→ Records for this task:
● ● ● ● ●

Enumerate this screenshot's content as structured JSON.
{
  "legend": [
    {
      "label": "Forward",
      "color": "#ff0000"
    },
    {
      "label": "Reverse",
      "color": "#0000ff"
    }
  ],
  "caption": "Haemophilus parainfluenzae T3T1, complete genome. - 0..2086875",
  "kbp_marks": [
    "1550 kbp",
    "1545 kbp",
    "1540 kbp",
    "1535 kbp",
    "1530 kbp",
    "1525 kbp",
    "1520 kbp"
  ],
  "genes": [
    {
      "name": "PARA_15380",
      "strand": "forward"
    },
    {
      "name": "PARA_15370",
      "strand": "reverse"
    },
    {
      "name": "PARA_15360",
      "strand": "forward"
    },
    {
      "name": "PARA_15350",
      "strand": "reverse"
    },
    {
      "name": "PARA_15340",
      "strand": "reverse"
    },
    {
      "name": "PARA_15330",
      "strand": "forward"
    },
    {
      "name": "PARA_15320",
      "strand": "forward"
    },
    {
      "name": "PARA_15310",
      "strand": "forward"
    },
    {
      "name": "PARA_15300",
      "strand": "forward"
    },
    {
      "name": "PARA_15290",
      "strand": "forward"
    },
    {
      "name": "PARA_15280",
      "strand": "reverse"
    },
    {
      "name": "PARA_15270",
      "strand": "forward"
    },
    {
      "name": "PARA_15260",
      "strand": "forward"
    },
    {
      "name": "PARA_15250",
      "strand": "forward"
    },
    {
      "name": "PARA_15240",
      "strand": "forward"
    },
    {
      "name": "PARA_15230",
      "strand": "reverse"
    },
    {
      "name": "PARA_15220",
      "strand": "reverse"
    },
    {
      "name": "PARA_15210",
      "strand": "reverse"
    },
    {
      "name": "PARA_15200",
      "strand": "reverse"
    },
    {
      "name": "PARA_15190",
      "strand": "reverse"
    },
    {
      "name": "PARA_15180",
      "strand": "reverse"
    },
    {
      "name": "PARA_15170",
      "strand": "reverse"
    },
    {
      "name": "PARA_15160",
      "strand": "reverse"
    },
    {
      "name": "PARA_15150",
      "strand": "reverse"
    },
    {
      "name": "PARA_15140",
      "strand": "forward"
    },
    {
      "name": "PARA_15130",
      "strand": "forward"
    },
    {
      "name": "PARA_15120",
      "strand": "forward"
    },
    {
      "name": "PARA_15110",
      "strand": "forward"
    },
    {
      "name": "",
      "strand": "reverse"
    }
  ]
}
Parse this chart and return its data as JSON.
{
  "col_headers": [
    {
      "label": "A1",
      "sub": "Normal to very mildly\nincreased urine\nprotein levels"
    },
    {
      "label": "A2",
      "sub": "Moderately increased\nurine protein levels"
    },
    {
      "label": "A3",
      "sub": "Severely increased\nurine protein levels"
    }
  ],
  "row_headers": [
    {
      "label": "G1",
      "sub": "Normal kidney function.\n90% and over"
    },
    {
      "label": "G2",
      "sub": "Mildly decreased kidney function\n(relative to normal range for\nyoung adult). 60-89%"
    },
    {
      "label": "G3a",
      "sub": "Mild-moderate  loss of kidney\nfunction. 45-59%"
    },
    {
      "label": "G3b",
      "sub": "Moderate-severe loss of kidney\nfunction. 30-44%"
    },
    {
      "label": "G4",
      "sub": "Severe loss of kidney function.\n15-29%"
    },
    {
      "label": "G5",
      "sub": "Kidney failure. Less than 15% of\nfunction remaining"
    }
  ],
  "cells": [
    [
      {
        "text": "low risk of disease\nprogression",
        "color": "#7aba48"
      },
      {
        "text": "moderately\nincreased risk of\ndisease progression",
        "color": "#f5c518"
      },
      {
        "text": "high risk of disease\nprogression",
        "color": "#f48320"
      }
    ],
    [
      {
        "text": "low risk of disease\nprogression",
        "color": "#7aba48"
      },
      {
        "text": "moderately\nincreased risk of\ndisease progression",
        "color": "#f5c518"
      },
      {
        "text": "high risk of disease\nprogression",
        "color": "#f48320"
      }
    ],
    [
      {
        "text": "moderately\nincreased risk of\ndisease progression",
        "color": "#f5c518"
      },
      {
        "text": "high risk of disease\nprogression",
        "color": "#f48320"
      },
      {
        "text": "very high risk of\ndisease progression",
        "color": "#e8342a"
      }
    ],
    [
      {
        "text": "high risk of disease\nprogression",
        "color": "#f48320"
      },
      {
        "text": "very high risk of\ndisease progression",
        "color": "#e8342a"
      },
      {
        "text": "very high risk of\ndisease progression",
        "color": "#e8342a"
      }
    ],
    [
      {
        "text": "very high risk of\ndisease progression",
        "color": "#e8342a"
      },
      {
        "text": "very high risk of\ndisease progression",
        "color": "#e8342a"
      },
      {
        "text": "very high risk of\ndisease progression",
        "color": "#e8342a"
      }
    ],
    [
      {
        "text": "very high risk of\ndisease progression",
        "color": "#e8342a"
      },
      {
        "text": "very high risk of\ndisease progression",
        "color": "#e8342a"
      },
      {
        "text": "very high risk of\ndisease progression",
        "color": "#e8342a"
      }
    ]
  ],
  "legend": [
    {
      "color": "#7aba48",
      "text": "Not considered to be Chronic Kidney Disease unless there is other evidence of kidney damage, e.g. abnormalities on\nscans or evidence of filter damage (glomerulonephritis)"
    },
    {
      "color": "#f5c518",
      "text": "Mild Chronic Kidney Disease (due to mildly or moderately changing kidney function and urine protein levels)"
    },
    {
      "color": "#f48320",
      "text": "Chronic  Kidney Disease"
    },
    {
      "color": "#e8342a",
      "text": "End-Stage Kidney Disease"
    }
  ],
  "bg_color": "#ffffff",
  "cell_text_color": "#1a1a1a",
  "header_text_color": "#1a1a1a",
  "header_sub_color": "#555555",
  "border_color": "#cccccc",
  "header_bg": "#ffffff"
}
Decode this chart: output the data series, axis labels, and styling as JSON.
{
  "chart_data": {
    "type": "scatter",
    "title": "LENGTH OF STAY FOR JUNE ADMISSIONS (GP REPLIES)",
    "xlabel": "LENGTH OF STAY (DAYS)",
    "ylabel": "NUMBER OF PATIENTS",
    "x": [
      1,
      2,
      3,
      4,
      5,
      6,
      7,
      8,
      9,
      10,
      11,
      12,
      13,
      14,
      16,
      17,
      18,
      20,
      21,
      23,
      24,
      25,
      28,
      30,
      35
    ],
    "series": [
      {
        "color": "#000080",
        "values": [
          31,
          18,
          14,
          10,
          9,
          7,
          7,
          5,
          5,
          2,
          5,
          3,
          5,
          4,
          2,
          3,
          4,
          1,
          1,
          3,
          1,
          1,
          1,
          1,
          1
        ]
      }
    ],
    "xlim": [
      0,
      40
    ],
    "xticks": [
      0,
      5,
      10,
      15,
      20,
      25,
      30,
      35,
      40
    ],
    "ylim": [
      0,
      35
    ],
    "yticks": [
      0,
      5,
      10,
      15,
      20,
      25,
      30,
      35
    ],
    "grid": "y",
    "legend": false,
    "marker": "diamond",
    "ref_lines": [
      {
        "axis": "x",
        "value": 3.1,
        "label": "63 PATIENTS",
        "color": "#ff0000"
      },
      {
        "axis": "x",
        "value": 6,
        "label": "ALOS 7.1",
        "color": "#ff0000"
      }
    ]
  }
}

● ● ● ● ●

Work out how many lines of the data hold the string "PATIENTS". State only that number.

2